WORK INSTRUCTIONS: Report how many lines contain the word "JSON"; answer with the number only.

EXCERPTED RECORDS:
begin
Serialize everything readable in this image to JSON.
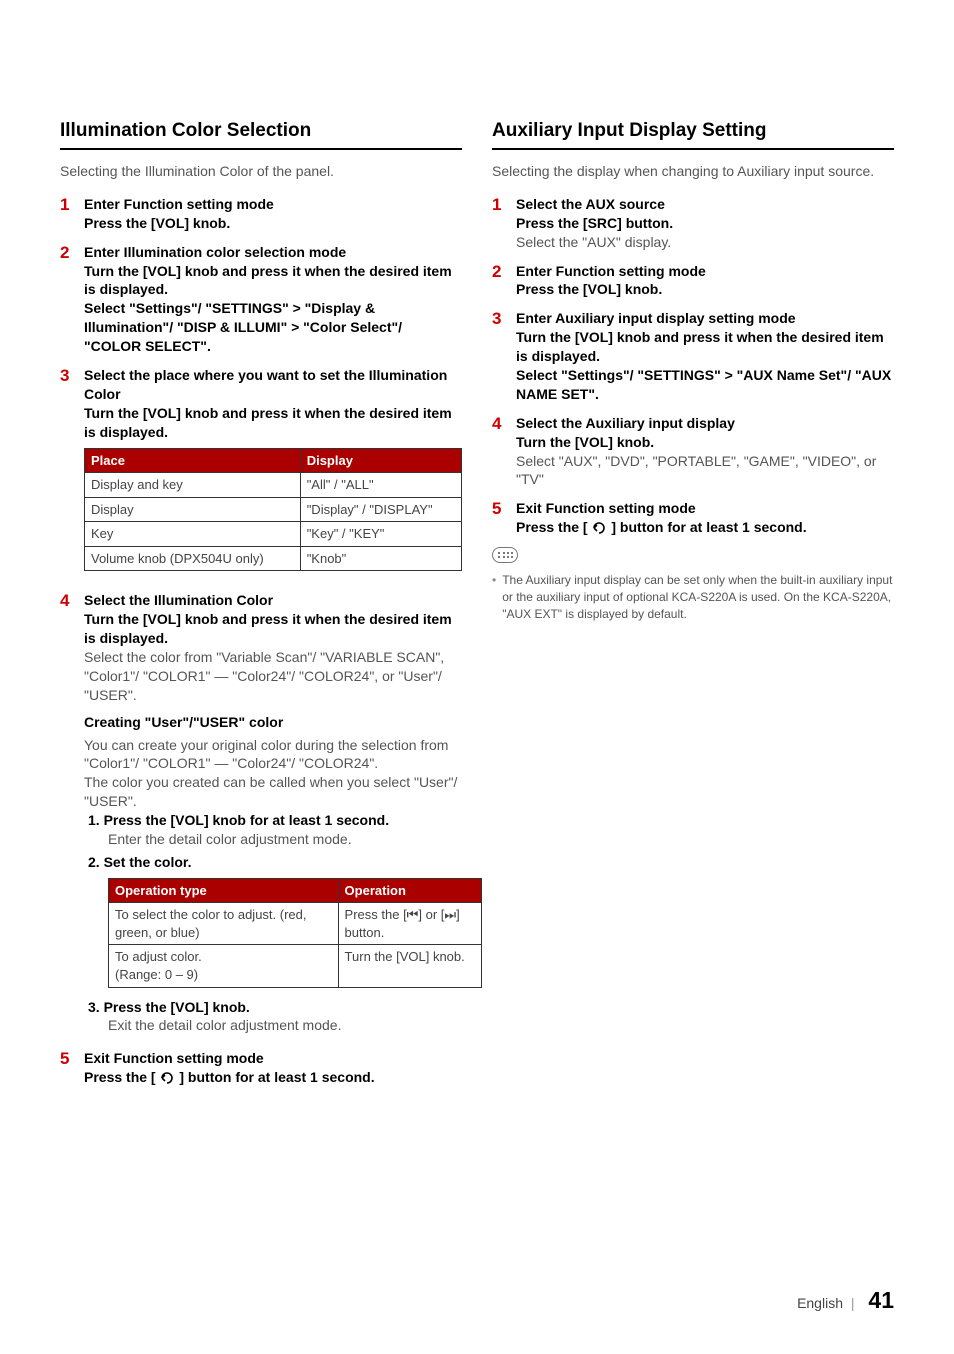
{
  "left": {
    "title": "Illumination Color Selection",
    "intro": "Selecting the Illumination Color of the panel.",
    "steps": [
      {
        "num": "1",
        "lines": [
          {
            "bold": true,
            "text": "Enter Function setting mode"
          },
          {
            "bold": true,
            "text": "Press the [VOL] knob."
          }
        ]
      },
      {
        "num": "2",
        "lines": [
          {
            "bold": true,
            "text": "Enter Illumination color selection mode"
          },
          {
            "bold": true,
            "text": "Turn the [VOL] knob and press it when the desired item is displayed."
          },
          {
            "bold": true,
            "text": "Select \"Settings\"/ \"SETTINGS\" > \"Display & Illumination\"/ \"DISP & ILLUMI\" > \"Color Select\"/ \"COLOR SELECT\"."
          }
        ]
      },
      {
        "num": "3",
        "lines": [
          {
            "bold": true,
            "text": "Select the place where you want to set the Illumination Color"
          },
          {
            "bold": true,
            "text": "Turn the [VOL] knob and press it when the desired item is displayed."
          }
        ],
        "table": {
          "headers": [
            "Place",
            "Display"
          ],
          "rows": [
            [
              "Display and key",
              "\"All\" / \"ALL\""
            ],
            [
              "Display",
              "\"Display\" / \"DISPLAY\""
            ],
            [
              "Key",
              "\"Key\" / \"KEY\""
            ],
            [
              "Volume knob (DPX504U only)",
              "\"Knob\""
            ]
          ]
        }
      },
      {
        "num": "4",
        "lines": [
          {
            "bold": true,
            "text": "Select the Illumination Color"
          },
          {
            "bold": true,
            "text": "Turn the [VOL] knob and press it when the desired item is displayed."
          },
          {
            "bold": false,
            "text": "Select the color from \"Variable Scan\"/ \"VARIABLE SCAN\", \"Color1\"/ \"COLOR1\" — \"Color24\"/ \"COLOR24\", or \"User\"/ \"USER\"."
          }
        ],
        "subhead": "Creating \"User\"/\"USER\" color",
        "subbody": [
          "You can create your original color during the selection from \"Color1\"/ \"COLOR1\" — \"Color24\"/ \"COLOR24\".",
          "The color you created can be called when you select \"User\"/ \"USER\"."
        ],
        "substeps": [
          {
            "num": "1.",
            "bold": "Press the [VOL] knob for at least 1 second.",
            "body": "Enter the detail color adjustment mode."
          },
          {
            "num": "2.",
            "bold": "Set the color.",
            "table": {
              "headers": [
                "Operation type",
                "Operation"
              ],
              "rows": [
                [
                  "To select the color to adjust. (red, green, or blue)",
                  "Press the [⏮] or [⏭] button."
                ],
                [
                  "To adjust color.\n(Range: 0 – 9)",
                  "Turn the [VOL] knob."
                ]
              ]
            }
          },
          {
            "num": "3.",
            "bold": "Press the [VOL] knob.",
            "body": "Exit the detail color adjustment mode."
          }
        ]
      },
      {
        "num": "5",
        "lines": [
          {
            "bold": true,
            "text": "Exit Function setting mode"
          },
          {
            "bold": true,
            "text": "Press the [↶] button for at least 1 second."
          }
        ]
      }
    ]
  },
  "right": {
    "title": "Auxiliary Input Display Setting",
    "intro": "Selecting the display when changing to Auxiliary input source.",
    "steps": [
      {
        "num": "1",
        "lines": [
          {
            "bold": true,
            "text": "Select the AUX source"
          },
          {
            "bold": true,
            "text": "Press the [SRC] button."
          },
          {
            "bold": false,
            "text": "Select the \"AUX\" display."
          }
        ]
      },
      {
        "num": "2",
        "lines": [
          {
            "bold": true,
            "text": "Enter Function setting mode"
          },
          {
            "bold": true,
            "text": "Press the [VOL] knob."
          }
        ]
      },
      {
        "num": "3",
        "lines": [
          {
            "bold": true,
            "text": "Enter Auxiliary input display setting mode"
          },
          {
            "bold": true,
            "text": "Turn the [VOL] knob and press it when the desired item is displayed."
          },
          {
            "bold": true,
            "text": "Select \"Settings\"/ \"SETTINGS\" > \"AUX Name Set\"/ \"AUX NAME SET\"."
          }
        ]
      },
      {
        "num": "4",
        "lines": [
          {
            "bold": true,
            "text": "Select the Auxiliary input display"
          },
          {
            "bold": true,
            "text": "Turn the [VOL] knob."
          },
          {
            "bold": false,
            "text": "Select \"AUX\", \"DVD\", \"PORTABLE\", \"GAME\", \"VIDEO\", or \"TV\""
          }
        ]
      },
      {
        "num": "5",
        "lines": [
          {
            "bold": true,
            "text": "Exit Function setting mode"
          },
          {
            "bold": true,
            "text": "Press the [↶] button for at least 1 second."
          }
        ]
      }
    ],
    "note": "The Auxiliary input display can be set only when the built-in auxiliary input or the auxiliary input of optional KCA-S220A is used. On the KCA-S220A, \"AUX EXT\" is displayed by default."
  },
  "footer": {
    "lang": "English",
    "page": "41"
  }
}
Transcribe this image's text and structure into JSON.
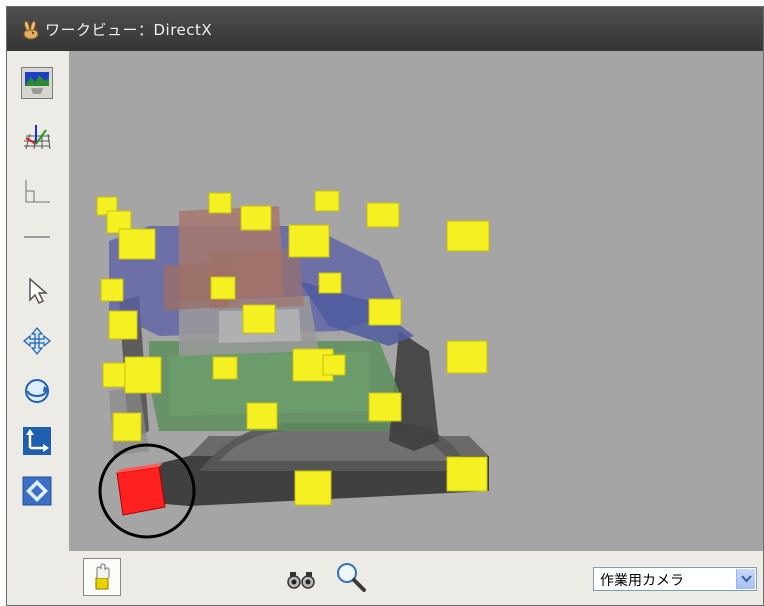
end
SOLUTION: 2